**Task prompt**
In the material below, list every line carrying the string "secondo".

**** Task material ****

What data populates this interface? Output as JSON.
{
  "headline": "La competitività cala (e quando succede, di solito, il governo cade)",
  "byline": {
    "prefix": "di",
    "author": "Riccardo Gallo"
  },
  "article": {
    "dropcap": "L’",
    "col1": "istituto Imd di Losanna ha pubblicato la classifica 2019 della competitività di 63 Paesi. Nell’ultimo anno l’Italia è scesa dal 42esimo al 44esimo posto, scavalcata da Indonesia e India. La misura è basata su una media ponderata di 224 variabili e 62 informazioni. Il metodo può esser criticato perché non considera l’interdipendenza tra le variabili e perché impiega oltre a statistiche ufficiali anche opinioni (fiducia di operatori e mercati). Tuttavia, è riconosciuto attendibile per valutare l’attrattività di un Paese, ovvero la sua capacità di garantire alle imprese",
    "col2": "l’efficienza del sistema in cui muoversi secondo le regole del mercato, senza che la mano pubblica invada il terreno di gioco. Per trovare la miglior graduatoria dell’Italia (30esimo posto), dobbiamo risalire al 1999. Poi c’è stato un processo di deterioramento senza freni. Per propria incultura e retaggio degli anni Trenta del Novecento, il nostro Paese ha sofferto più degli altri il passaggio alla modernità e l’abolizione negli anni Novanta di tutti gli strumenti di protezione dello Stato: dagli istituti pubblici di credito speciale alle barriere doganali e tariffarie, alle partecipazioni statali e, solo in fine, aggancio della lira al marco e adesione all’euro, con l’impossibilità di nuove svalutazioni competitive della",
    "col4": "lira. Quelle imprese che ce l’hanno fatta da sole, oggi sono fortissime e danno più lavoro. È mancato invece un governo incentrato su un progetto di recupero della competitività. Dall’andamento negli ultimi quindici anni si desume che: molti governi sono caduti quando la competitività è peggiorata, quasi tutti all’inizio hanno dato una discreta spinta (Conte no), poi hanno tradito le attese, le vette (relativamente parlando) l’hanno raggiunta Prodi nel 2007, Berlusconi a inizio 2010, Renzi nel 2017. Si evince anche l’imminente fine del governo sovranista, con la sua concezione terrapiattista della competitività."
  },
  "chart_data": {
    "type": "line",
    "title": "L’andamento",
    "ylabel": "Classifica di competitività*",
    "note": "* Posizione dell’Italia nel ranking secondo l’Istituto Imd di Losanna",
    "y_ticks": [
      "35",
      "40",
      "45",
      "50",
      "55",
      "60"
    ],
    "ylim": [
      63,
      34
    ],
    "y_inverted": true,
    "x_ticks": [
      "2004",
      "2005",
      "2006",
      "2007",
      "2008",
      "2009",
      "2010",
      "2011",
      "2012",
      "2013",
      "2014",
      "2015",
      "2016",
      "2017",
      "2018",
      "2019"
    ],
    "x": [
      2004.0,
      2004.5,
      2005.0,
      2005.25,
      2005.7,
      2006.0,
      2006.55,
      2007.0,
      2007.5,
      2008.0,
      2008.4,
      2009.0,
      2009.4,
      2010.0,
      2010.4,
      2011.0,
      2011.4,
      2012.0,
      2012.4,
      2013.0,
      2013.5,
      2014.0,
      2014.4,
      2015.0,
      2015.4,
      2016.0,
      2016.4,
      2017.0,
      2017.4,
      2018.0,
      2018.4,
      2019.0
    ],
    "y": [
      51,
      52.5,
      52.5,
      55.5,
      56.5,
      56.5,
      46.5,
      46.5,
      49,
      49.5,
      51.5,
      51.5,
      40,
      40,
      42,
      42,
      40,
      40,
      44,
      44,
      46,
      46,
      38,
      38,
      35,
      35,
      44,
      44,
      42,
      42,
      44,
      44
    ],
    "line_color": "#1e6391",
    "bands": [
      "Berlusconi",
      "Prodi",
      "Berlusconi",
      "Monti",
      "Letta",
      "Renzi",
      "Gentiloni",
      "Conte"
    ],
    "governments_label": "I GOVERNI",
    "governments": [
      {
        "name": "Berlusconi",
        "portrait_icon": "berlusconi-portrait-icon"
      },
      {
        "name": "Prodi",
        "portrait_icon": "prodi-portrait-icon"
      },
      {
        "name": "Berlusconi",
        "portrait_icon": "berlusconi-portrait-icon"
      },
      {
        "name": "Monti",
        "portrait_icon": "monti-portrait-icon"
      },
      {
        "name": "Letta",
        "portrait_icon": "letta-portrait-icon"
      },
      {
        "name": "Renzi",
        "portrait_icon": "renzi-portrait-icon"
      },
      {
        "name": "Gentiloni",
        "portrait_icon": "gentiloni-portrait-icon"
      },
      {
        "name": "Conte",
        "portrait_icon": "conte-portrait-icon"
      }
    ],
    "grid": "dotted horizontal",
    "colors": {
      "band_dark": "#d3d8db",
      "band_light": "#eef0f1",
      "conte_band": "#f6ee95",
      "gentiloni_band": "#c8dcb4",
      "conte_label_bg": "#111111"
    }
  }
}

****

**Response to this task**
    "col2": "l’efficienza del sistema in cui muoversi secondo le regole del mercato, senza che la mano pubblica invada il terreno di gioco. Per trovare la miglior graduatoria dell’Italia (30esimo posto), dobbiamo risalire al 1999. Poi c’è stato un processo di deterioramento senza freni. Per propria incultura e retaggio degli anni Trenta del Novecento, il nostro Paese ha sofferto più degli altri il passaggio alla modernità e l’abolizione negli anni Novanta di tutti gli strumenti di protezione dello Stato: dagli istituti pubblici di credito speciale alle barriere doganali e tariffarie, alle partecipazioni statali e, solo in fine, aggancio della lira al marco e adesione all’euro, con l’impossibilità di nuove svalutazioni competitive della",
    "note": "* Posizione dell’Italia nel ranking secondo l’Istituto Imd di Losanna",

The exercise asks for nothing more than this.